> **The input**:
***

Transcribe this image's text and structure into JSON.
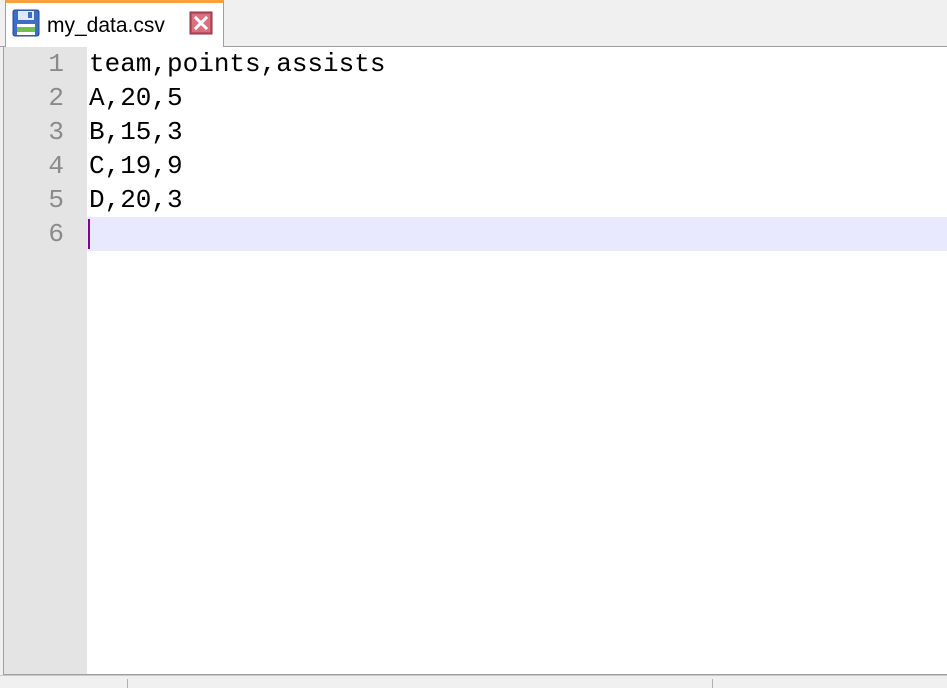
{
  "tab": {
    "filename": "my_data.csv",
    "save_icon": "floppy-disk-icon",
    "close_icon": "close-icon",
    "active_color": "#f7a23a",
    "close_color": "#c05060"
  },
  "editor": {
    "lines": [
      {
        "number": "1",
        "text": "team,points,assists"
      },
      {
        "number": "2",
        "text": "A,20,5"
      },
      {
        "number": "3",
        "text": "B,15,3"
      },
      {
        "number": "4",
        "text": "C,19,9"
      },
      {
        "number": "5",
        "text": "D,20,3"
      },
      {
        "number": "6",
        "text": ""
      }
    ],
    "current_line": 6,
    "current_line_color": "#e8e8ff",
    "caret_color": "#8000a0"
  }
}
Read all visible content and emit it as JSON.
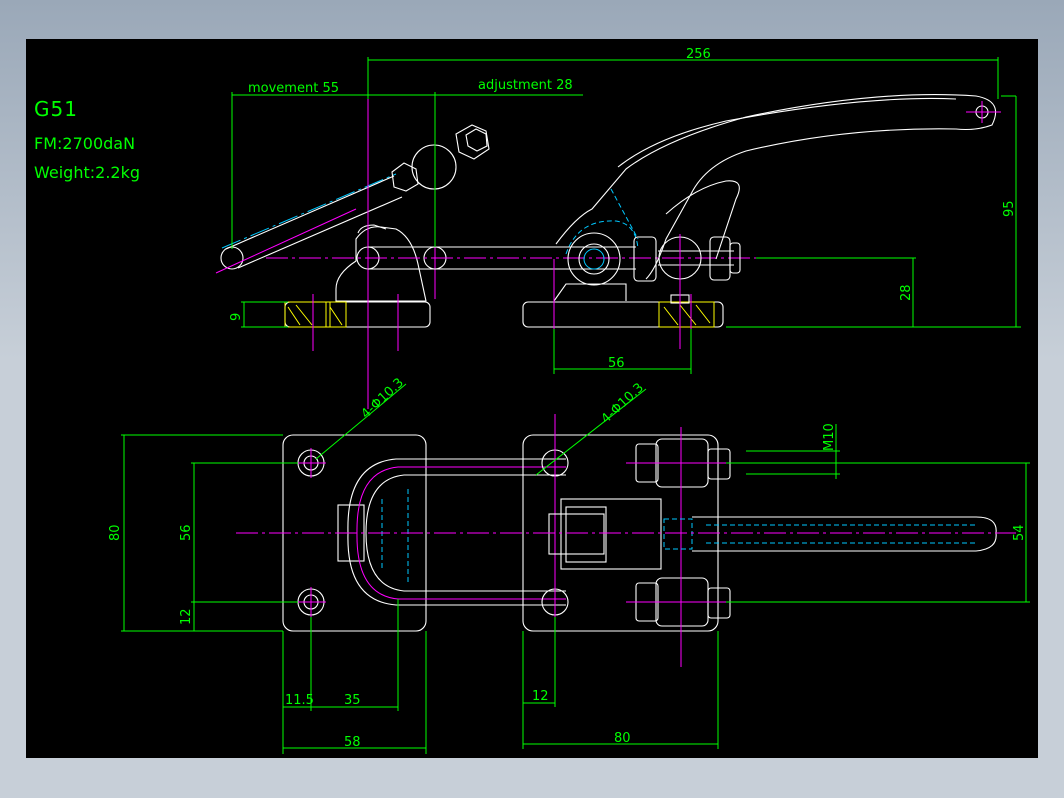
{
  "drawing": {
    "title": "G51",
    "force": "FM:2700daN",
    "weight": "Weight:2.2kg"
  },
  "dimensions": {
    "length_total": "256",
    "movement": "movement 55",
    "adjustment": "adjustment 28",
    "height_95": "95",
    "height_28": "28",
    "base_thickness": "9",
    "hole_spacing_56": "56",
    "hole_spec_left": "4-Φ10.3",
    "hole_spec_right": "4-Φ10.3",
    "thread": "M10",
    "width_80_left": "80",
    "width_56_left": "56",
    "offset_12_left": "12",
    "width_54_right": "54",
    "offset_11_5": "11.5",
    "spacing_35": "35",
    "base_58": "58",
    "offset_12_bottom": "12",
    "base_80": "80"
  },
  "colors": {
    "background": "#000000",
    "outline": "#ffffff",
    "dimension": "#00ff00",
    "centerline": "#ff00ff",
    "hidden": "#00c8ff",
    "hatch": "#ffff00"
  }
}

***

> **Given request**: Go through the listing above and work out how many lines contain the string "text". Reply with the number alone.

> **Solution**: 7